** start **
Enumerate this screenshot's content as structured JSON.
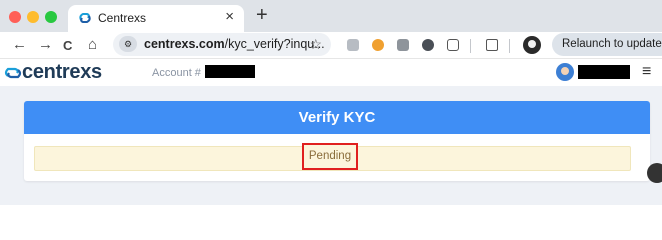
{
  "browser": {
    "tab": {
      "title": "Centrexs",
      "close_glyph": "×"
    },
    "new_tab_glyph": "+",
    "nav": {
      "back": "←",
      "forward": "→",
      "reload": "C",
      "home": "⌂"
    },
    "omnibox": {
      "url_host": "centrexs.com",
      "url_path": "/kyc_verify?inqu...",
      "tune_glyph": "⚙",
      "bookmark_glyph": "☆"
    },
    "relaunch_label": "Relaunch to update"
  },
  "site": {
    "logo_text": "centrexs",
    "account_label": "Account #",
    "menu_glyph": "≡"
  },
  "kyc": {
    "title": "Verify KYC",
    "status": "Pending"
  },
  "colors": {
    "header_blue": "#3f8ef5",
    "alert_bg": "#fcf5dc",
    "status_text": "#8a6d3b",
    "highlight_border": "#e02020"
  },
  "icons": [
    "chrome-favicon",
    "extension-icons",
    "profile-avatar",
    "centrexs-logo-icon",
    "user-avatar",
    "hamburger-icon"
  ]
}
** end **
** start **
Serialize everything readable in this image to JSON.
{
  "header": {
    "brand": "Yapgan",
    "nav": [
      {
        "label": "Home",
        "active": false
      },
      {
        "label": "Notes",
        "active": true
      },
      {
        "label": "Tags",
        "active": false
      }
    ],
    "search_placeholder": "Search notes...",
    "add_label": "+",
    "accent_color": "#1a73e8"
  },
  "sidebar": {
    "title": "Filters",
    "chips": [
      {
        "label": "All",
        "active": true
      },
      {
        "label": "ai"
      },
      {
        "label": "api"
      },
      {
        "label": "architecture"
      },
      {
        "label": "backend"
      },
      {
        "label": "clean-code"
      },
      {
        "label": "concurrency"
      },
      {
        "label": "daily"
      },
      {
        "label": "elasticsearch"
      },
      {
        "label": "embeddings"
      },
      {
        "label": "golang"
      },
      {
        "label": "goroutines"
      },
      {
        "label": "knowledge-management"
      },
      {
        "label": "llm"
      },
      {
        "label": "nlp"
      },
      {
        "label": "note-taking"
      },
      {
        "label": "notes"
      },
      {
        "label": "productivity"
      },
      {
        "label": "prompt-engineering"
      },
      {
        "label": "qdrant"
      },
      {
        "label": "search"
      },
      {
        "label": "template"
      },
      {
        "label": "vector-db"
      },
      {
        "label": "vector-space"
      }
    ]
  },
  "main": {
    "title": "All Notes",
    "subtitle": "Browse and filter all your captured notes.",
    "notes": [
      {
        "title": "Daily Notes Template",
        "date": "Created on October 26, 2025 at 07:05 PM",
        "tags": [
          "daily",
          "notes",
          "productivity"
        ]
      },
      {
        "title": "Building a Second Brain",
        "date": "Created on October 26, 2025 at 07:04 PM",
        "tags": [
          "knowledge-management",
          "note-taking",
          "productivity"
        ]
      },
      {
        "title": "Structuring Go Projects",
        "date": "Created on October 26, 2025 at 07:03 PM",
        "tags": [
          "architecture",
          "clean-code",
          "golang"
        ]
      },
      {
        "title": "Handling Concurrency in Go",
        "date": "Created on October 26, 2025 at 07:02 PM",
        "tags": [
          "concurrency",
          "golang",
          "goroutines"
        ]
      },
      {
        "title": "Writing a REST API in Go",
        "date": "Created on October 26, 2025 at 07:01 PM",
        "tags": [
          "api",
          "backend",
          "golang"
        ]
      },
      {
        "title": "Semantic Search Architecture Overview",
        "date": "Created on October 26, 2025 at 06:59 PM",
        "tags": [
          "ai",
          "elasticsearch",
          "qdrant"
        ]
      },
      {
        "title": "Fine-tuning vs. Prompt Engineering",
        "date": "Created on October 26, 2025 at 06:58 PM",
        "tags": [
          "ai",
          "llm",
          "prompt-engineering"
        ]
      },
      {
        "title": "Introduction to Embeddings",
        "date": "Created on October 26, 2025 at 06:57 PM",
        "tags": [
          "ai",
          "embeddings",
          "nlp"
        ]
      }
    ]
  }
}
** end **
** start **
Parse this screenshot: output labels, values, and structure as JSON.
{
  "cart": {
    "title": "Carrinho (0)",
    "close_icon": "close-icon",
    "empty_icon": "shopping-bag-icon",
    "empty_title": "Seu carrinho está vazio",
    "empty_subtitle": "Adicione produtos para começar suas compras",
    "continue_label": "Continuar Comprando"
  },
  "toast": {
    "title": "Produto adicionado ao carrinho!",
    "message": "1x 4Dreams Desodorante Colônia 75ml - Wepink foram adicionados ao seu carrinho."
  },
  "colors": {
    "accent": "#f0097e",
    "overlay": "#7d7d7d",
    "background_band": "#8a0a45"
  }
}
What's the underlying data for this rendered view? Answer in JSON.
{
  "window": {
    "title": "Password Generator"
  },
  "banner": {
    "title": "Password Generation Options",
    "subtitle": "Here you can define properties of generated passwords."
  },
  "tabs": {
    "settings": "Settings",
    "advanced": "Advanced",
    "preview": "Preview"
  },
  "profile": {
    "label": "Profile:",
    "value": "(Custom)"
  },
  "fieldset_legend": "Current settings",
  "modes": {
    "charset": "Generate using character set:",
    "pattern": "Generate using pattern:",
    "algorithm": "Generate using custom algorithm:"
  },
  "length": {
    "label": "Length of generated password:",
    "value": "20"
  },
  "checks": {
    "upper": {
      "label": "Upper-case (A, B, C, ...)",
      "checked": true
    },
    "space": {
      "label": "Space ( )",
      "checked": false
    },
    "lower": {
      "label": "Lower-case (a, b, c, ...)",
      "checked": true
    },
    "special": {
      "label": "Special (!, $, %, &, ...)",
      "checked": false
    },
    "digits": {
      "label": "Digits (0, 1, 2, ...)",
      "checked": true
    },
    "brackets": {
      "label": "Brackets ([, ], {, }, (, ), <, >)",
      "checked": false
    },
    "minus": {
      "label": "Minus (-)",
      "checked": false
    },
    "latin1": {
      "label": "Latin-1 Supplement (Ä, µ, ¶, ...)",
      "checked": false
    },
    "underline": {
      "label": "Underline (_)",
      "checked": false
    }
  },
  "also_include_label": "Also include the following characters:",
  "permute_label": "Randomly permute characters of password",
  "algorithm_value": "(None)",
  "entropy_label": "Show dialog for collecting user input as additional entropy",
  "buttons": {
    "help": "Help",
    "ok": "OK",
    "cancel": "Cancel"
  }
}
** end **
Written task:
Identify all lines where the word "Created" shows up. Copy them.

Solution to the problem:
        "date": "Created on October 26, 2025 at 07:05 PM",
        "date": "Created on October 26, 2025 at 07:04 PM",
        "date": "Created on October 26, 2025 at 07:03 PM",
        "date": "Created on October 26, 2025 at 07:02 PM",
        "date": "Created on October 26, 2025 at 07:01 PM",
        "date": "Created on October 26, 2025 at 06:59 PM",
        "date": "Created on October 26, 2025 at 06:58 PM",
        "date": "Created on October 26, 2025 at 06:57 PM",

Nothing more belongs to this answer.